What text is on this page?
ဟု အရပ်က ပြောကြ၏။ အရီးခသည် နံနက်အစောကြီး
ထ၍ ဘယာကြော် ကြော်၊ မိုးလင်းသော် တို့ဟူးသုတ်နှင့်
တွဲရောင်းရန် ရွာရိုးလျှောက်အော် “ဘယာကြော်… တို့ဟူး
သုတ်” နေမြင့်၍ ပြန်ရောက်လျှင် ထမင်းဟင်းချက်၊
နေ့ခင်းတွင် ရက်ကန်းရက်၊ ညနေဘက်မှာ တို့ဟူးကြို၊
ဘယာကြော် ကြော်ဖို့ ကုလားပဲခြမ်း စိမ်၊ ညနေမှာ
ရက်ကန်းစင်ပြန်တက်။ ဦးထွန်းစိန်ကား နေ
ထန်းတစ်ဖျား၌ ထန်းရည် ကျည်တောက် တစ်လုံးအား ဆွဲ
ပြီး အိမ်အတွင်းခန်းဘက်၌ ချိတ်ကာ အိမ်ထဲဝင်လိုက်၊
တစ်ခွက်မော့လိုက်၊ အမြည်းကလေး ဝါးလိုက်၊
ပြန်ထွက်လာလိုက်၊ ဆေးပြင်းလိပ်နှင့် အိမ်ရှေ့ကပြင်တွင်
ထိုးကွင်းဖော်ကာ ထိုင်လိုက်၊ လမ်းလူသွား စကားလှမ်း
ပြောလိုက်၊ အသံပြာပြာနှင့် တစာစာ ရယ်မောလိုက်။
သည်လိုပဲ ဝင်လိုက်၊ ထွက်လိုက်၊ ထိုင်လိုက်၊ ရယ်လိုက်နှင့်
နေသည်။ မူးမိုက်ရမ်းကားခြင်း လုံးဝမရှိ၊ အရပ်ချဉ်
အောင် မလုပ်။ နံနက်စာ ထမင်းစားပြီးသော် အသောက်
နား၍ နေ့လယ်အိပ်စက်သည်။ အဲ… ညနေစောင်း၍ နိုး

══════

» Task to carry out
Write out every line exactly as it stands.

» Response
What text is on this page?
ဟု အရပ်က ပြောကြ၏။ အရီးခသည် နံနက်အစောကြီး
ထ၍ ဘယာကြော် ကြော်၊ မိုးလင်းသော် တို့ဟူးသုတ်နှင့်
တွဲရောင်းရန် ရွာရိုးလျှောက်အော် “ဘယာကြော်… တို့ဟူး
သုတ်” နေမြင့်၍ ပြန်ရောက်လျှင် ထမင်းဟင်းချက်၊
နေ့ခင်းတွင် ရက်ကန်းရက်၊ ညနေဘက်မှာ တို့ဟူးကြို၊
ဘယာကြော် ကြော်ဖို့ ကုလားပဲခြမ်း စိမ်၊ ညနေမှာ
ရက်ကန်းစင်ပြန်တက်။ ဦးထွန်းစိန်ကား နေ
ထန်းတစ်ဖျား၌ ထန်းရည် ကျည်တောက် တစ်လုံးအား ဆွဲ
ပြီး အိမ်အတွင်းခန်းဘက်၌ ချိတ်ကာ အိမ်ထဲဝင်လိုက်၊
တစ်ခွက်မော့လိုက်၊ အမြည်းကလေး ဝါးလိုက်၊
ပြန်ထွက်လာလိုက်၊ ဆေးပြင်းလိပ်နှင့် အိမ်ရှေ့ကပြင်တွင်
ထိုးကွင်းဖော်ကာ ထိုင်လိုက်၊ လမ်းလူသွား စကားလှမ်း
ပြောလိုက်၊ အသံပြာပြာနှင့် တစာစာ ရယ်မောလိုက်။
သည်လိုပဲ ဝင်လိုက်၊ ထွက်လိုက်၊ ထိုင်လိုက်၊ ရယ်လိုက်နှင့်
နေသည်။ မူးမိုက်ရမ်းကားခြင်း လုံးဝမရှိ၊ အရပ်ချဉ်
အောင် မလုပ်။ နံနက်စာ ထမင်းစားပြီးသော် အသောက်
နား၍ နေ့လယ်အိပ်စက်သည်။ အဲ… ညနေစောင်း၍ နိုး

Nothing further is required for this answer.